## Given request
Write down every entry below once more, exactly.

□ □ □ □ □

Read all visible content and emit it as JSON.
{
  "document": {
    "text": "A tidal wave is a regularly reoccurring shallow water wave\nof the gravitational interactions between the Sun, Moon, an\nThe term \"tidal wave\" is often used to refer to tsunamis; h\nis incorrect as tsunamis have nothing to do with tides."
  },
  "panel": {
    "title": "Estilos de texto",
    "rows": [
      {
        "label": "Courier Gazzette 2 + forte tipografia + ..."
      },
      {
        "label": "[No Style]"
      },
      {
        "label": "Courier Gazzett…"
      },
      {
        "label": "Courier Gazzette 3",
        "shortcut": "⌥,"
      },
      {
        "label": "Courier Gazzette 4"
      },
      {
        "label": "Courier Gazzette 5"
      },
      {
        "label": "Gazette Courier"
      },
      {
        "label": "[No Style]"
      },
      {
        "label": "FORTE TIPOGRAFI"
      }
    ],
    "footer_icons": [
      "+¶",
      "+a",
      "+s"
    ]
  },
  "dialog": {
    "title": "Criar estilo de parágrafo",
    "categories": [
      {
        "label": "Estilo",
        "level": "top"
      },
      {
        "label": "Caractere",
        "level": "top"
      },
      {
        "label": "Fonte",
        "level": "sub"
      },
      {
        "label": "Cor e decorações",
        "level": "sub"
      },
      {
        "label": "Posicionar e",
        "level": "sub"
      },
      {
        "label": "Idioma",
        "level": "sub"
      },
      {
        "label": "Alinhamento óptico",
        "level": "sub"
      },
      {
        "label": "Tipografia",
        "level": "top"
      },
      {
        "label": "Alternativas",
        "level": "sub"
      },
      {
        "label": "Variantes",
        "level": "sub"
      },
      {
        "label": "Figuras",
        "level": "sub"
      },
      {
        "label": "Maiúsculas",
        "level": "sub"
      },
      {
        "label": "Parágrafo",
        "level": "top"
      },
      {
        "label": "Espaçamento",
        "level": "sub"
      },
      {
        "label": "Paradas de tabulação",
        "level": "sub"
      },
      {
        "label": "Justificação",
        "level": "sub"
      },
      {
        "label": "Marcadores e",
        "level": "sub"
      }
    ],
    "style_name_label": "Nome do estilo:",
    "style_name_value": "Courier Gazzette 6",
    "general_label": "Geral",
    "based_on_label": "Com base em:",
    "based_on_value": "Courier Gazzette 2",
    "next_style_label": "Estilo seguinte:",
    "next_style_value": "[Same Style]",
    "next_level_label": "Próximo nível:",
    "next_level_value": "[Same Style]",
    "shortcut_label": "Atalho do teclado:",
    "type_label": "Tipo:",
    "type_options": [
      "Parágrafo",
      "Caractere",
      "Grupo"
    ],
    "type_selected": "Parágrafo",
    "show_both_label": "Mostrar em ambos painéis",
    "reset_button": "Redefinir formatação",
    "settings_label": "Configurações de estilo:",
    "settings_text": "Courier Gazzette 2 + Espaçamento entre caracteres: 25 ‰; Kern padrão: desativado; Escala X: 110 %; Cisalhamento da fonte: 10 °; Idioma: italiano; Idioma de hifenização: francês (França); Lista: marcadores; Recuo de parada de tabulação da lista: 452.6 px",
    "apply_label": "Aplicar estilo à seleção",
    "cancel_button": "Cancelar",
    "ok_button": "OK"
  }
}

□ □ □ □ □

## Answer to this task
Read all visible content and emit it as JSON.
{
  "document": {
    "text": "A tidal wave is a regularly reoccurring shallow water wave\nof the gravitational interactions between the Sun, Moon, an\nThe term \"tidal wave\" is often used to refer to tsunamis; h\nis incorrect as tsunamis have nothing to do with tides."
  },
  "panel": {
    "title": "Estilos de texto",
    "rows": [
      {
        "label": "Courier Gazzette 2 + forte tipografia + ..."
      },
      {
        "label": "[No Style]"
      },
      {
        "label": "Courier Gazzett…"
      },
      {
        "label": "Courier Gazzette 3",
        "shortcut": "⌥,"
      },
      {
        "label": "Courier Gazzette 4"
      },
      {
        "label": "Courier Gazzette 5"
      },
      {
        "label": "Gazette Courier"
      },
      {
        "label": "[No Style]"
      },
      {
        "label": "FORTE TIPOGRAFI"
      }
    ],
    "footer_icons": [
      "+¶",
      "+a",
      "+s"
    ]
  },
  "dialog": {
    "title": "Criar estilo de parágrafo",
    "categories": [
      {
        "label": "Estilo",
        "level": "top"
      },
      {
        "label": "Caractere",
        "level": "top"
      },
      {
        "label": "Fonte",
        "level": "sub"
      },
      {
        "label": "Cor e decorações",
        "level": "sub"
      },
      {
        "label": "Posicionar e",
        "level": "sub"
      },
      {
        "label": "Idioma",
        "level": "sub"
      },
      {
        "label": "Alinhamento óptico",
        "level": "sub"
      },
      {
        "label": "Tipografia",
        "level": "top"
      },
      {
        "label": "Alternativas",
        "level": "sub"
      },
      {
        "label": "Variantes",
        "level": "sub"
      },
      {
        "label": "Figuras",
        "level": "sub"
      },
      {
        "label": "Maiúsculas",
        "level": "sub"
      },
      {
        "label": "Parágrafo",
        "level": "top"
      },
      {
        "label": "Espaçamento",
        "level": "sub"
      },
      {
        "label": "Paradas de tabulação",
        "level": "sub"
      },
      {
        "label": "Justificação",
        "level": "sub"
      },
      {
        "label": "Marcadores e",
        "level": "sub"
      }
    ],
    "style_name_label": "Nome do estilo:",
    "style_name_value": "Courier Gazzette 6",
    "general_label": "Geral",
    "based_on_label": "Com base em:",
    "based_on_value": "Courier Gazzette 2",
    "next_style_label": "Estilo seguinte:",
    "next_style_value": "[Same Style]",
    "next_level_label": "Próximo nível:",
    "next_level_value": "[Same Style]",
    "shortcut_label": "Atalho do teclado:",
    "type_label": "Tipo:",
    "type_options": [
      "Parágrafo",
      "Caractere",
      "Grupo"
    ],
    "type_selected": "Parágrafo",
    "show_both_label": "Mostrar em ambos painéis",
    "reset_button": "Redefinir formatação",
    "settings_label": "Configurações de estilo:",
    "settings_text": "Courier Gazzette 2 + Espaçamento entre caracteres: 25 ‰; Kern padrão: desativado; Escala X: 110 %; Cisalhamento da fonte: 10 °; Idioma: italiano; Idioma de hifenização: francês (França); Lista: marcadores; Recuo de parada de tabulação da lista: 452.6 px",
    "apply_label": "Aplicar estilo à seleção",
    "cancel_button": "Cancelar",
    "ok_button": "OK"
  }
}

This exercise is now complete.